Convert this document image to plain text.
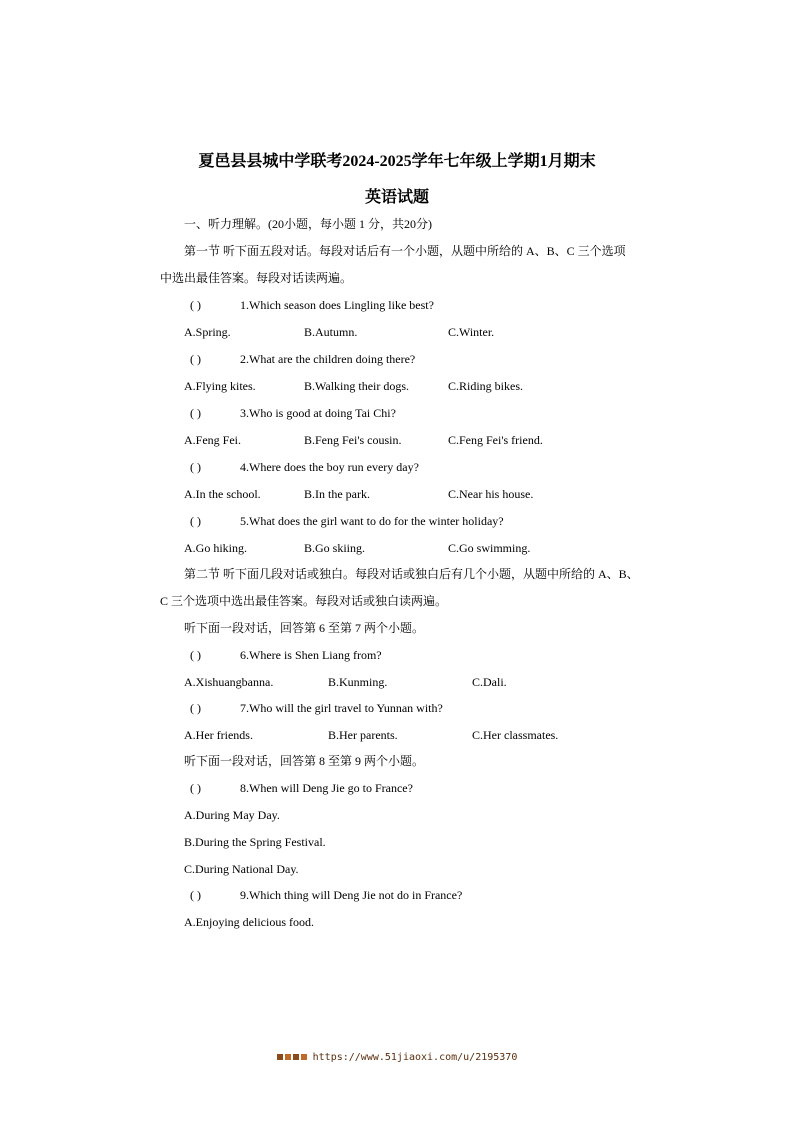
夏邑县县城中学联考2024-2025学年七年级上学期1月期末
英语试题
一、听力理解。(20小题，每小题 1 分，共20分)
第一节 听下面五段对话。每段对话后有一个小题，从题中所给的 A、B、C 三个选项
中选出最佳答案。每段对话读两遍。
( )	1.Which season does Lingling like best?
A.Spring.	B.Autumn.	C.Winter.
( )	2.What are the children doing there?
A.Flying kites.	B.Walking their dogs.	C.Riding bikes.
( )	3.Who is good at doing Tai Chi?
A.Feng Fei.	B.Feng Fei's cousin.	C.Feng Fei's friend.
( )	4.Where does the boy run every day?
A.In the school.	B.In the park.	C.Near his house.
( )	5.What does the girl want to do for the winter holiday?
A.Go hiking.	B.Go skiing.	C.Go swimming.
第二节 听下面几段对话或独白。每段对话或独白后有几个小题，从题中所给的 A、B、
C 三个选项中选出最佳答案。每段对话或独白读两遍。
听下面一段对话，回答第 6 至第 7 两个小题。
( )	6.Where is Shen Liang from?
A.Xishuangbanna.	B.Kunming.	C.Dali.
( )	7.Who will the girl travel to Yunnan with?
A.Her friends.	B.Her parents.	C.Her classmates.
听下面一段对话，回答第 8 至第 9 两个小题。
( )	8.When will Deng Jie go to France?
A.During May Day.
B.During the Spring Festival.
C.During National Day.
( )	9.Which thing will Deng Jie not do in France?
A.Enjoying delicious food.
https://www.51jiaoxi.com/u/2195370
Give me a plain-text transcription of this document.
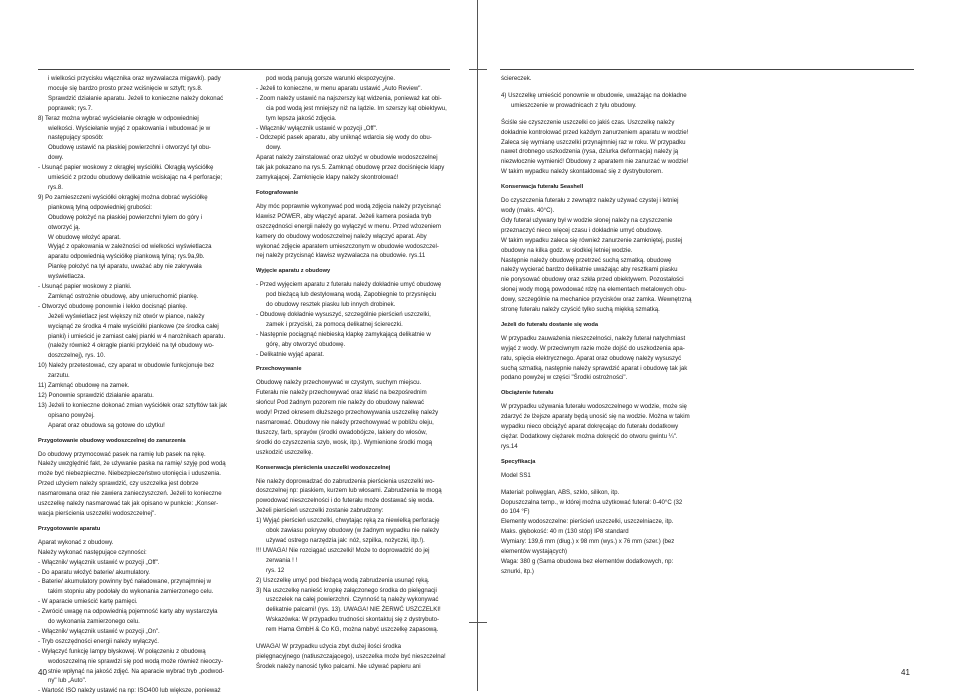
i wielkości przycisku włącznika oraz wyzwalacza migawki). pady

mocuje się bardzo prosto przez wciśnięcie w sztyft; rys.8.

Sprawdzić działanie aparatu. Jeżeli to konieczne należy dokonać

poprawek; rys.7.

8) Teraz można wybrać wyściełanie okrągłe w odpowiedniej

wielkości. Wyściełanie wyjąć z opakowania i wbudować je w

następujący sposób:

Obudowę ustawić na płaskiej powierzchni i otworzyć tył obu-

dowy.

- Usunąć papier woskowy z okrągłej wyściółki. Okrągłą wyściółkę

umieścić z przodu obudowy delikatnie wciskając na 4 perforacje;

rys.8.

9) Po zamieszczeni wyściółki okrągłej można dobrać wyściółkę

piankową tylną odpowiedniej grubości:

Obudowę położyć na płaskiej powierzchni tylem do góry i

otworzyć ją.

W obudowę włożyć aparat.

Wyjąć z opakowania w zależności od wielkości wyświetlacza

aparatu odpowiednią wyściółkę piankową tylną; rys.9a,9b.

Piankę położyć na tył aparatu, uważać aby nie zakrywała

wyświetlacza.

- Usunąć papier woskowy z pianki.

Zamknąć ostrożnie obudowę, aby unieruchomić piankę.

- Otworzyć obudowę ponownie i lekko docisnąć piankę.

Jeżeli wyświetlacz jest większy niż otwór w piance, należy

wyciąnąć ze środka 4 małe wyściółki piankowe (ze środka całej

pianki) i umieścić je zamiast całej pianki w 4 narożnikach aparatu.

(należy również 4 okrągłe pianki przykleić na tył obudowy wo-

doszczelnej), rys. 10.

10) Należy przetestować, czy aparat w obudowie funkcjonuje bez

zarzutu.

11) Zamknąć obudowę na zamek.

12) Ponownie sprawdzić działanie aparatu.

13) Jeżeli to konieczne dokonać zmian wyściółek oraz sztyftów tak jak

opisano powyżej.

Aparat oraz obudowa są gotowe do użytku!

Przygotowanie obudowy wodoszczelnej do zanurzenia

Do obudowy przymocować pasek na ramię lub pasek na rękę.

Należy uwzględnić fakt, że używanie paska na ramię/ szyję pod wodą

może być niebezpieczne. Niebezpieczeństwo utonięcia i uduszenia.

Przed użyciem należy sprawdzić, czy uszczelka jest dobrze

nasmarowana oraz nie zawiera zanieczyszczeń. Jeżeli to konieczne

uszczelkę należy nasmarować tak jak opisano w punkcie: „Konser-

wacja pierścienia uszczelki wodoszczelnej".

Przygotowanie aparatu

Aparat wykonać z obudowy.

Należy wykonać następujące czynności:

- Włącznik/ wyłącznik ustawić w pozycji „Off".

- Do aparatu włożyć baterie/ akumulatory.

- Baterie/ akumulatory powinny być naładowane, przynajmniej w

takim stopniu aby podołały do wykonania zamierzonego celu.

- W aparacie umieścić kartę pamięci.

- Zwrócić uwagę na odpowiednią pojemność karty aby wystarczyła

do wykonania zamierzonego celu.

- Włącznik/ wyłącznik ustawić w pozycji „On".

- Tryb oszczędności energii należy wyłączyć.

- Wyłączyć funkcję lampy błyskowej. W połączeniu z obudową

wodoszczelną nie sprawdzi się pod wodą może również nieoczy-

stnie wpłynąć na jakość zdjęć. Na aparacie wybrać tryb „podwod-

ny" lub „Auto".

- Wartość ISO należy ustawić na np: ISO400 lub większe, ponieważ

pod wodą panują gorsze warunki ekspozycyjne.

- Jeżeli to konieczne, w menu aparatu ustawić „Auto Review".

- Zoom należy ustawić na najszerszy kąt widzenia, ponieważ kat obi-

cia pod wodą jest mniejszy niż na lądzie. Im szerszy kąt obiektywu,

tym lepsza jakość zdjęcia.

- Włącznik/ wyłącznik ustawić w pozycji „Off".

- Odczepić pasek aparatu, aby uniknąć wdarcia się wody do obu-

dowy.

Aparat należy zainstalować oraz ułożyć w obudowie wodoszczelnej

tak jak pokazano na rys.5. Zamknąć obudowę przez dociśnięcie klapy

zamykającej. Zamknięcie klapy należy skontrolować!

Fotografowanie

Aby móc poprawnie wykonywać pod wodą zdjęcia należy przycisnąć

klawisz POWER, aby włączyć aparat. Jeżeli kamera posiada tryb

oszczędności energii należy go wyłączyć w menu. Przed wżozeniem

kamery do obudowy wodoszczelnej należy włączyć aparat. Aby

wykonać zdjęcie aparatem umieszczonym w obudowie wodoszczel-

nej należy przycisnąć klawisz wyzwalacza na obudowie. rys.11

Wyjęcie aparatu z obudowy

- Przed wyjęciem aparatu z futerału należy dokładnie umyć obudowę

pod bieżącą lub destylowaną wodą. Zapobiegnie to przysnięciu

do obudowy resztek piasku lub innych drobinek.

- Obudowę dokładnie wysuszyć, szczególnie pierścień uszczelki,

zamek i przyciski, za pomocą delikatnej ściereczki.

- Następnie pociągnąć niebieską klapkę zamykającą delikatnie w

górę, aby otworzyć obudowę.

- Delikatnie wyjąć aparat.

Przechowywanie

Obudowę należy przechowywać w czystym, suchym miejscu.

Futerału nie należy przechowywać oraz kłaść na bezpośrednim

słońcu! Pod żadnym pozorem nie należy do obudowy nalewać

wody! Przed okresem dłuższego przechowywania uszczelkę należy

nasmarować. Obudowy nie należy przechowywać w pobliżu oleju,

tłuszczy, farb, sprayów (środki owadobójcze, lakiery do włosów,

środki do czyszczenia szyb, wosk, itp.). Wymienione środki mogą

uszkodzić uszczelkę.

Konserwacja pierścienia uszczelki wodoszczelnej

Nie należy doprowadzać do zabrudzenia pierścienia uszczelki wo-

doszczelnej np: piaskiem, kurzem lub włosami. Zabrudzenia te mogą

powodować nieszczelności i do futerału może dostawać się woda.

Jeżeli pierścień uszczelki zostanie zabrudzony:

1) Wyjąć pierścień uszczelki, chwytając ręką za niewielką perforację

obok zawiasu pokrywy obudowy (w żadnym wypadku nie należy

używać ostrego narzędzia jak: nóż, szpilka, nożyczki, itp.!).

!!! UWAGA! Nie rozciągać uszczelki! Może to doprowadzić do jej

zerwania ! !

rys. 12

2) Uszczelkę umyć pod bieżącą wodą zabrudzenia usunąć ręką.

3) Na uszczelkę nanieść kropkę załączonego środka do pielęgnacji

uszczelek na całej powierzchni. Czynność tą należy wykonywać

delikatnie palcami! (rys. 13). UWAGA! NIE ŻERWĆ USZCZELKI!

Wskazówka: W przypadku trudności skontaktuj się z dystrybuto-

rem Hama GmbH & Co KG, można nabyć uszczelkę zapasową.

UWAGA! W przypadku użycia zbyt dużej ilości środka

pielęgnacyjnego (natłuszczającego), uszczelka może być nieszczelna!

Środek należy nanosić tylko palcami. Nie używać papieru ani

40

ściereczek.

4) Uszczelkę umieścić ponownie w obudowie, uważając na dokładne

umieszczenie w prowadnicach z tyłu obudowy.

Ściśle sie czyszczenie uszczelki co jakiś czas. Uszczelkę należy

dokładnie kontrolować przed każdym zanurzeniem aparatu w wodzie!

Zaleca się wymianę uszczelki przynajmniej raz w roku. W przypadku

nawet drobnego uszkodzenia (rysa, dziurka deformacja) należy ją

niezwłocznie wymienić! Obudowy z aparatem nie zanurzać w wodzie!

W takim wypadku należy skontaktować się z dystrybutorem.

Konserwacja futerału Seashell

Do czyszczenia futerału z zewnątrz należy używać czystej i letniej

wody (maks. 40°C).

Gdy futerał używany był w wodzie słonej należy na czyszczenie

przeznaczyć nieco więcej czasu i dokładnie umyć obudowę.

W takim wypadku zaleca się również zanurzenie zamkniętej, pustej

obudowy na kilka godz. w słodkiej letniej wodzie.

Następnie należy obudowę przetrzeć suchą szmatką. obudowę

należy wycierać bardzo delikatnie uważając aby resztkami piasku

nie porysować obudowy oraz szkła przed obiektywem. Pozostałości

słonej wody mogą powodować rdzę na elementach metalowych obu-

dowy, szczególnie na mechanice przycisków oraz zamka. Wewnętrzną

stronę futerału należy czyścić tylko suchą miękką szmatką.

Jeżeli do futerału dostanie się woda

W przypadku zauważenia nieszczelności, należy futerał natychmiast

wyjąć z wody. W przeciwnym razie może dojść do uszkodzenia apa-

ratu, spięcia elektrycznego. Aparat oraz obudowę należy wysuszyć

suchą szmatką, następnie należy sprawdzić aparat i obudowę tak jak

podano powyżej w części "Środki ostrożności".

Obciążenie futerału

W przypadku używania futerału wodoszczelnego w wodzie, może się

zdarzyć że lżejsze aparaty będą unosić się na wodzie. Można w takim

wypadku nieco obciążyć aparat dokręcając do futerału dodatkowy

ciężar. Dodatkowy ciężarek można dokręcić do otworu gwintu ¼".

rys.14

Specyfikacja

Model SS1

Materiał: poliwęglan, ABS, szkło, silikon, itp.

Dopuszczalna temp., w której można użytkować futerał: 0-40°C (32

do 104 °F)

Elementy wodoszczelne: pierścień uszczelki, uszczelniacze, itp.

Maks. głębokość: 40 m (130 stóp) IP8 standard

Wymiary: 139,6 mm (dług.) x 98 mm (wys.) x 76 mm (szer.) (bez

elementów wystających)

Waga: 380 g (Sama obudowa bez elementów dodatkowych, np:

sznurki, itp.)

41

----------------------------------------

Requirements: Search the listing for the string "this". Copy each line where it turns up.

Solution:
Convert this document image to plain text.
Give me a plain-text transcription of this document.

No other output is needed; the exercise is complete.